### SOURCE RECORDS
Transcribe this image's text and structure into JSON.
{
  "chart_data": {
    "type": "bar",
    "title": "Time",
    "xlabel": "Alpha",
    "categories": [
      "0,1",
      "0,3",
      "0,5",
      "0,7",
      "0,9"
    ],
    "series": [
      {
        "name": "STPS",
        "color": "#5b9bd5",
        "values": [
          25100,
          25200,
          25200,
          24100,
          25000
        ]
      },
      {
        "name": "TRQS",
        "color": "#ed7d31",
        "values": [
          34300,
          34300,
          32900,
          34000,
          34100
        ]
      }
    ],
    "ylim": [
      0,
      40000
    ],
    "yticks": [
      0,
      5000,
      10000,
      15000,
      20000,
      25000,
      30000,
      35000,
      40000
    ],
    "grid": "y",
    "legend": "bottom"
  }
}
--
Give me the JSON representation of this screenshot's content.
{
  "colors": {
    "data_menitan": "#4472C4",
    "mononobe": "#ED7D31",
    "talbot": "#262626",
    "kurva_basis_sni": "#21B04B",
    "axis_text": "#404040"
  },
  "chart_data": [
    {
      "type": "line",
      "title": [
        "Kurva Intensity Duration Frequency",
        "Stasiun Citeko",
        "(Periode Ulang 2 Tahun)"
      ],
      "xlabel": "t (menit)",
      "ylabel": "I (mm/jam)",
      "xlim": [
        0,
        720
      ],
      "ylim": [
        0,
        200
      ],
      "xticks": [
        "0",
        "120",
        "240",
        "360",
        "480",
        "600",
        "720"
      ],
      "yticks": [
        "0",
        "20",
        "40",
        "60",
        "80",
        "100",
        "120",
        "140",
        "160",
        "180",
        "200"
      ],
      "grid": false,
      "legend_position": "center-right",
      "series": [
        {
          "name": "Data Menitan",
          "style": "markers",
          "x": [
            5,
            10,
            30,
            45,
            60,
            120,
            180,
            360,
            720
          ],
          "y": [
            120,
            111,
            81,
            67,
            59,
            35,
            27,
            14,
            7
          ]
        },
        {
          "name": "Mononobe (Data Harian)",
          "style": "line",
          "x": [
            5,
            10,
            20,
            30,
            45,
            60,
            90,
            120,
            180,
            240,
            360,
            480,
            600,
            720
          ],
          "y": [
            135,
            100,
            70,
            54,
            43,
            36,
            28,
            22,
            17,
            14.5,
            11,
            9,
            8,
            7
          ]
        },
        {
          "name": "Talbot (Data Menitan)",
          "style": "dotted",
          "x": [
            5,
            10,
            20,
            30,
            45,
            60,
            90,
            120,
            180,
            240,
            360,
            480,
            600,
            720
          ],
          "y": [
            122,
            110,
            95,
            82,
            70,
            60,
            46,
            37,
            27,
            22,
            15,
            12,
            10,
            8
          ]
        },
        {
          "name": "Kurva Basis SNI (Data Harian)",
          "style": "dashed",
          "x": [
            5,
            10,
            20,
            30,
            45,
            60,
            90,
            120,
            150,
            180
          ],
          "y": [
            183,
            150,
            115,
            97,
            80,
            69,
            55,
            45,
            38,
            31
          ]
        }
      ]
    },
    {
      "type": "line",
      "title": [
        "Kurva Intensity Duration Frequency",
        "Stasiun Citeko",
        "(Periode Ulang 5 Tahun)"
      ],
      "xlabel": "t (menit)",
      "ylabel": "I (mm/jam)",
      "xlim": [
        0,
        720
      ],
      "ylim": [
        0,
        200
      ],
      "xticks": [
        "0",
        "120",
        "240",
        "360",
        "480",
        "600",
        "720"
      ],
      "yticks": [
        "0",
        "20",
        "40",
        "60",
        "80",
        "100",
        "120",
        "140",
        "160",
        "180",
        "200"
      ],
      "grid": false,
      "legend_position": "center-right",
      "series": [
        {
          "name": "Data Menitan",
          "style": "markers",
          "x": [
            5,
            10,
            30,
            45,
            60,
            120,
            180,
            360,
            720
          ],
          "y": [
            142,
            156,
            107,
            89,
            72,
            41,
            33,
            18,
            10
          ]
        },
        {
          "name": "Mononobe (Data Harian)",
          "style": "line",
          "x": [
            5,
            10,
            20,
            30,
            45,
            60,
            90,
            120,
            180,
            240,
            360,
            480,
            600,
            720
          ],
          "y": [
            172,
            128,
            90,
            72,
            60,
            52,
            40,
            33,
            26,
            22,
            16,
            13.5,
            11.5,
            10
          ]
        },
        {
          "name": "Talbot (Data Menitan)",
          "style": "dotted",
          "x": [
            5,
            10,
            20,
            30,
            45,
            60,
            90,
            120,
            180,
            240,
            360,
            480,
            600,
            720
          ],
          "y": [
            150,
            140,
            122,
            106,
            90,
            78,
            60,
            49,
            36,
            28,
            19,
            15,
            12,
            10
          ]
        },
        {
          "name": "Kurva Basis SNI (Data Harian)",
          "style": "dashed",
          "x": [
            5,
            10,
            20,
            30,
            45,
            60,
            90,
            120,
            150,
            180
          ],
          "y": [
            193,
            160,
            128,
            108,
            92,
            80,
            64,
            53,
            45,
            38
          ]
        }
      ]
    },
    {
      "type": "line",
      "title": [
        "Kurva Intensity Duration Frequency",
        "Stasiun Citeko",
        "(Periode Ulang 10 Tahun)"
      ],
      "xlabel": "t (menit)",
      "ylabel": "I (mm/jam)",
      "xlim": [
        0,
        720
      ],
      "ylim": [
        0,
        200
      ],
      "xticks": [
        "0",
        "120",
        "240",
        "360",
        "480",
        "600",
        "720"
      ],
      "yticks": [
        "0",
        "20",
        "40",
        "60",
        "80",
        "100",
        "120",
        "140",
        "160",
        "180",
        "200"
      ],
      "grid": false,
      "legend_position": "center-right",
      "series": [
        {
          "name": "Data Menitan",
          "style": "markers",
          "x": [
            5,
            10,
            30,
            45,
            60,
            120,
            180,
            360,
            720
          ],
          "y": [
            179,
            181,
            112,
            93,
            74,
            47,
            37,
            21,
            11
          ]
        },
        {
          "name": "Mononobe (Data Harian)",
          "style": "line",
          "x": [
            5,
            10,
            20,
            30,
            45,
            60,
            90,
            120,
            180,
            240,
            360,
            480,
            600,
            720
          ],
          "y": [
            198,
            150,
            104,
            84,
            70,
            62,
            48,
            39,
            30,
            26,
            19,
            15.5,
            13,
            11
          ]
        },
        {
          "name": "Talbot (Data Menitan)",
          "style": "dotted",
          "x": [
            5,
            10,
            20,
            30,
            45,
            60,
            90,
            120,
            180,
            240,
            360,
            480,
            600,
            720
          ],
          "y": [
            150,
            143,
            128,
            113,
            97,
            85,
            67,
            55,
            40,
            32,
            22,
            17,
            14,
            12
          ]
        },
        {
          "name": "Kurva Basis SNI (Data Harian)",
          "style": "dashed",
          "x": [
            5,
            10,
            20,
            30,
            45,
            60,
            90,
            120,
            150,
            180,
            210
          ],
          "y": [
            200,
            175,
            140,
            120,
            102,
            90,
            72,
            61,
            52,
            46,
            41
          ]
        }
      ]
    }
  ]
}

### PROBLEM
Track down every line with the word "Ulang" and copy it.

### ANSWER TO THIS EXERCISE
        "(Periode Ulang 2 Tahun)"
        "(Periode Ulang 5 Tahun)"
        "(Periode Ulang 10 Tahun)"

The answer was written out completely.